SUPPLIED PASSAGE:
__________________________________________________

This intellectual difficulty is very refreshing at a time where many big games are guilty of over-explaining their gameplay. No one needs to be told to run away from the people shooting at you, or that you are in danger because your health is low (thanks Fi). Fez almost has the opposite problem – there were times I audibly exclaimed “I don’t get it!” while playing the game. Fez poses an unadulterated puzzle challenge. There are no time limits, no enemies, and only very modest platforming requirements. The only thing standing between you and the next room is whether or not you get the puzzle the room poses. It’s something that video games do very well. I don’t think I realized how much I hate reading pages of text in a video game (I’m looking at you Braid) until Fez came along and showed me that you can have both a moving plot and unfathomably complex puzzles without text entirely. The relative lack of text makes the few sentences you do get all the more important.

__________________________________________________

In the Fez review passage, which game does the writer single out for making players read pages of text? The records that follow the passage come from a separate source.

__________________________________________________

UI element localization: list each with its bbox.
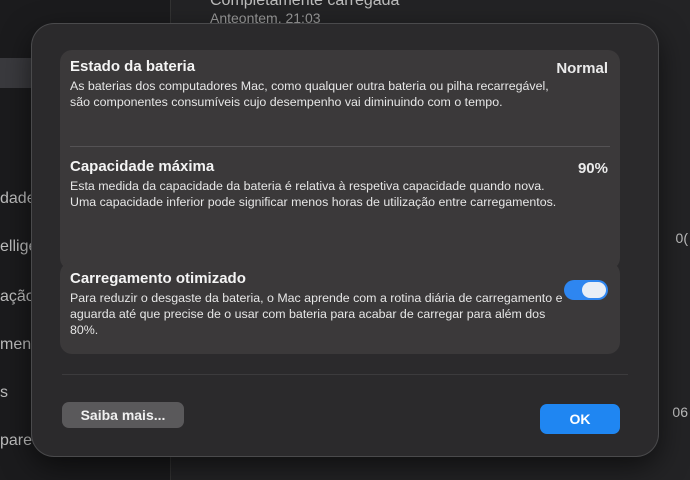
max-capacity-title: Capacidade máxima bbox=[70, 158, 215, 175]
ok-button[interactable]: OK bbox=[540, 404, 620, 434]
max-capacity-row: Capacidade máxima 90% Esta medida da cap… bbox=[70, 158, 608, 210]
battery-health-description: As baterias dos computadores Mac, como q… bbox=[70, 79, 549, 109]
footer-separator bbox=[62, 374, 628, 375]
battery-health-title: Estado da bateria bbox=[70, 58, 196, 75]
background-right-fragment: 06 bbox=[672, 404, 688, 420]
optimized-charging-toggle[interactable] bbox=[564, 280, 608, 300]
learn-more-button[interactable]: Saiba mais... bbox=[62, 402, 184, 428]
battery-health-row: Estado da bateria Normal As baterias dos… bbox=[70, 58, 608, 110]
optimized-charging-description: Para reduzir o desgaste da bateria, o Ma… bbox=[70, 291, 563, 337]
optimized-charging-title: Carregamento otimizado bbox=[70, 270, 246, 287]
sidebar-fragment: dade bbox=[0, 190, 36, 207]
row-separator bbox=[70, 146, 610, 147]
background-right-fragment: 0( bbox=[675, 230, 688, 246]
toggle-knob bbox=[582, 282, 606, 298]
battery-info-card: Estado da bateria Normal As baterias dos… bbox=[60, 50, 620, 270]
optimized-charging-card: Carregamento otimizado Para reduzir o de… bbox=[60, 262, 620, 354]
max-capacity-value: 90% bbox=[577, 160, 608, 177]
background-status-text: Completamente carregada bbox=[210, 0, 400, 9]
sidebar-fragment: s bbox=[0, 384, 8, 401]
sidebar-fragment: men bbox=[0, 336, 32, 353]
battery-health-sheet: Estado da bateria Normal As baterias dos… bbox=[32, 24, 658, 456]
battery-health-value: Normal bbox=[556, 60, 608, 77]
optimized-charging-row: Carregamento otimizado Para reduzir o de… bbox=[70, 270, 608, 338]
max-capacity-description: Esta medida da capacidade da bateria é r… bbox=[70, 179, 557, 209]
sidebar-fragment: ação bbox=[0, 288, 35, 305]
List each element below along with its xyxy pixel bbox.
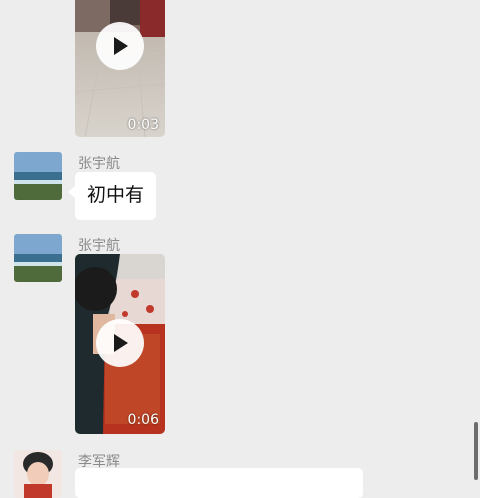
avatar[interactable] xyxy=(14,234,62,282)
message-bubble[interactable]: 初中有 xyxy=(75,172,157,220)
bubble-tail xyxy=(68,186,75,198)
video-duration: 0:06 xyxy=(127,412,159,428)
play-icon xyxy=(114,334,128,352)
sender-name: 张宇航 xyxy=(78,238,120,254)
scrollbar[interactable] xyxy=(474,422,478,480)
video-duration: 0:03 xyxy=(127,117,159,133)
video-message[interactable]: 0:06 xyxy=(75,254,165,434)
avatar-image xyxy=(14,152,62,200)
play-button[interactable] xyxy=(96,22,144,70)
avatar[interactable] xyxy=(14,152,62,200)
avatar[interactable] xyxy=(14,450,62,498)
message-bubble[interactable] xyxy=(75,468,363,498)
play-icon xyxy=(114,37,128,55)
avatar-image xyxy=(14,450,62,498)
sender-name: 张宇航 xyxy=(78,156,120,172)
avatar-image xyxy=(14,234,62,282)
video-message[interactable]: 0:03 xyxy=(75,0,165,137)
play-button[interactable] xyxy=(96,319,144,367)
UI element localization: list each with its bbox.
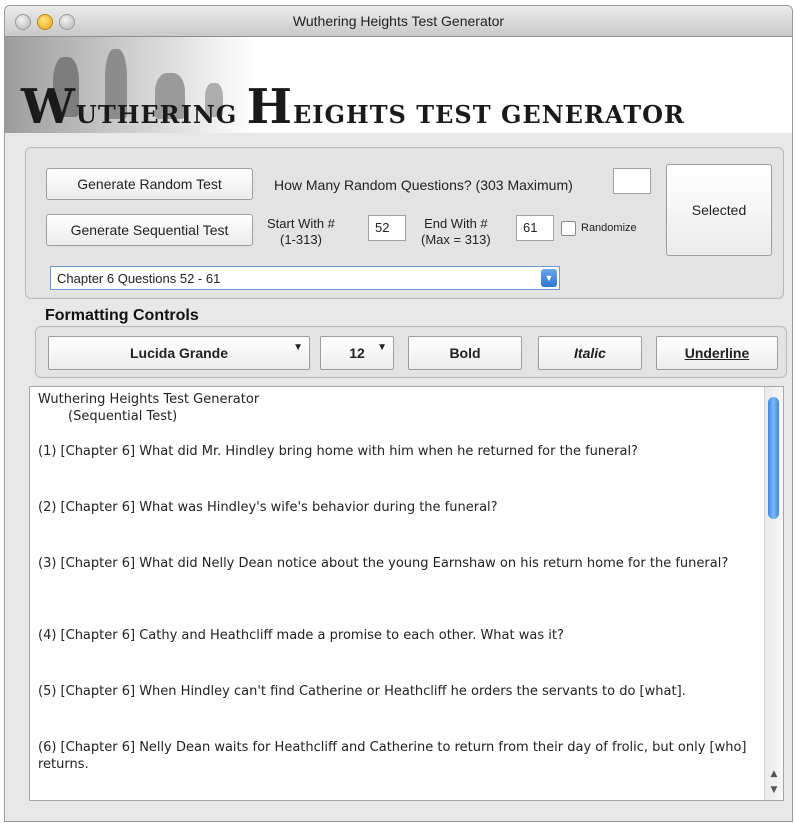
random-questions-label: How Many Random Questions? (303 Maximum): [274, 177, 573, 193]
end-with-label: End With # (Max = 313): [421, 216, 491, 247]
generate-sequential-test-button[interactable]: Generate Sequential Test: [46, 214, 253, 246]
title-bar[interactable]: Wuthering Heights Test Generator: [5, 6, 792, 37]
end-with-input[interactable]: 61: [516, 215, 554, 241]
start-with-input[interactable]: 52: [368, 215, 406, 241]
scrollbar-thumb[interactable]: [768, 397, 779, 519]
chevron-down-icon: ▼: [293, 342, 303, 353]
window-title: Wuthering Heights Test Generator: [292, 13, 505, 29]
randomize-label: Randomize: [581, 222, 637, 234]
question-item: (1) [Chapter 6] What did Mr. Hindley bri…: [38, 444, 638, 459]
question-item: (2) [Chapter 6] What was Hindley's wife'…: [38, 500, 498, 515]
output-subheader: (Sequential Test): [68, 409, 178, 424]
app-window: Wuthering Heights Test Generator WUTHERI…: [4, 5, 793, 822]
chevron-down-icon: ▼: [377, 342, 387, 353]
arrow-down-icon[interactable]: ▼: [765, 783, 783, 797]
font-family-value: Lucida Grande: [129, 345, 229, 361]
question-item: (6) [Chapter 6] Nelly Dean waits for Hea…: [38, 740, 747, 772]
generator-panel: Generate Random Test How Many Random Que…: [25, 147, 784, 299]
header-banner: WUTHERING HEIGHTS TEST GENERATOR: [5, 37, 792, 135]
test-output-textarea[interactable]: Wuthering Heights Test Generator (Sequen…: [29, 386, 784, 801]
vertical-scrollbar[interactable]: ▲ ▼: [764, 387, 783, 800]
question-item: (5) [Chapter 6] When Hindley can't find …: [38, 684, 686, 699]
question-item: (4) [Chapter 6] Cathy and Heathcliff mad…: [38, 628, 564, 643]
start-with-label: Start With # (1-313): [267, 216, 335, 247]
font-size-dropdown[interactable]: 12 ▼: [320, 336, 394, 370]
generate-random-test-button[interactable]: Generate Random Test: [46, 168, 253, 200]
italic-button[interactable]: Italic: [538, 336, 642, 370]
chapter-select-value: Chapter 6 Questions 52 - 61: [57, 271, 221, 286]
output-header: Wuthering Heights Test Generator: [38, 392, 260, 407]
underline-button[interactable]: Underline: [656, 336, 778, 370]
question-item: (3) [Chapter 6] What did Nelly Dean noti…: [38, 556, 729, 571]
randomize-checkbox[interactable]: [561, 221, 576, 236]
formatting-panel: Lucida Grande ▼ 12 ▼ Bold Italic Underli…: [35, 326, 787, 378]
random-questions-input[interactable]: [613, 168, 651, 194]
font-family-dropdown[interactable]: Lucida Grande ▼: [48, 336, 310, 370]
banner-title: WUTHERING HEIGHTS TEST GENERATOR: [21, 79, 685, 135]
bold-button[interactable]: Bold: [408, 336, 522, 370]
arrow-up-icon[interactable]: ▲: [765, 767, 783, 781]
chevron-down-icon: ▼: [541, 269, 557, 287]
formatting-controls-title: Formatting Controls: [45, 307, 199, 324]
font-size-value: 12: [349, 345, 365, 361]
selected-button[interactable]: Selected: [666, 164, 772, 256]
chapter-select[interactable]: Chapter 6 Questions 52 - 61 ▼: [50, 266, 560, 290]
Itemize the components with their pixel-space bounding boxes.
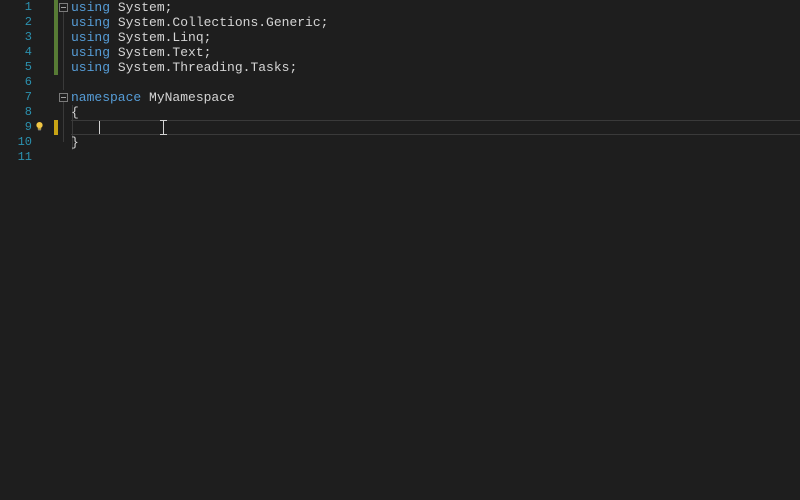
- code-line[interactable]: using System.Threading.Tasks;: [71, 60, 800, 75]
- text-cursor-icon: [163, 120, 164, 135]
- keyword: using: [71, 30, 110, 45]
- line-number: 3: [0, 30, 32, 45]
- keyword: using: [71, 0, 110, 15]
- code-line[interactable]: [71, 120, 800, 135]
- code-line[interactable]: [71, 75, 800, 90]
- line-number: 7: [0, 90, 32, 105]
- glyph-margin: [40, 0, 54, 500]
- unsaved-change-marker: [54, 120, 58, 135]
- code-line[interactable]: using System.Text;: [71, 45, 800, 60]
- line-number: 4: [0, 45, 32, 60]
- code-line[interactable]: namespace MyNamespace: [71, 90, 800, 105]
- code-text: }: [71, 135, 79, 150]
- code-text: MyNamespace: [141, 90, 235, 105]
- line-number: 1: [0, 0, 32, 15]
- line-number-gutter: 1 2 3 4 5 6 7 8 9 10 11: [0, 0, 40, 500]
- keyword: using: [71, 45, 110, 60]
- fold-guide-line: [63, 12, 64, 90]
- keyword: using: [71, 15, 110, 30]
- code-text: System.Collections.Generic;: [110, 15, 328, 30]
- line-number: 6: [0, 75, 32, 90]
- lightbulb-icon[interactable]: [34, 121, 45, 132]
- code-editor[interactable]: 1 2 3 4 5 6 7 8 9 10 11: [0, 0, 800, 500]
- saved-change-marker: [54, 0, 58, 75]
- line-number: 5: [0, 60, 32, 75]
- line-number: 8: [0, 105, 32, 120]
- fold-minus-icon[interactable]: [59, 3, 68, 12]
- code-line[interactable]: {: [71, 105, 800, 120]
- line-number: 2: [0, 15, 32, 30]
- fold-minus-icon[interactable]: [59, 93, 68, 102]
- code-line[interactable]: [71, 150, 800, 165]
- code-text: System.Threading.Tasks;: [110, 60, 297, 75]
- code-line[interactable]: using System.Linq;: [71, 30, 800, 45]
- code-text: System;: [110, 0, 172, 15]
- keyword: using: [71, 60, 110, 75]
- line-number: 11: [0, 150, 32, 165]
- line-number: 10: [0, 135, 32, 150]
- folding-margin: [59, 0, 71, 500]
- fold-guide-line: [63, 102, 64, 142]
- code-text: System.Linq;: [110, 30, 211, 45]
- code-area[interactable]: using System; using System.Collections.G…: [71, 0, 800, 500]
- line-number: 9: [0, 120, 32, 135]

__________________________________________________

CORRECT OUTPUT: Braid.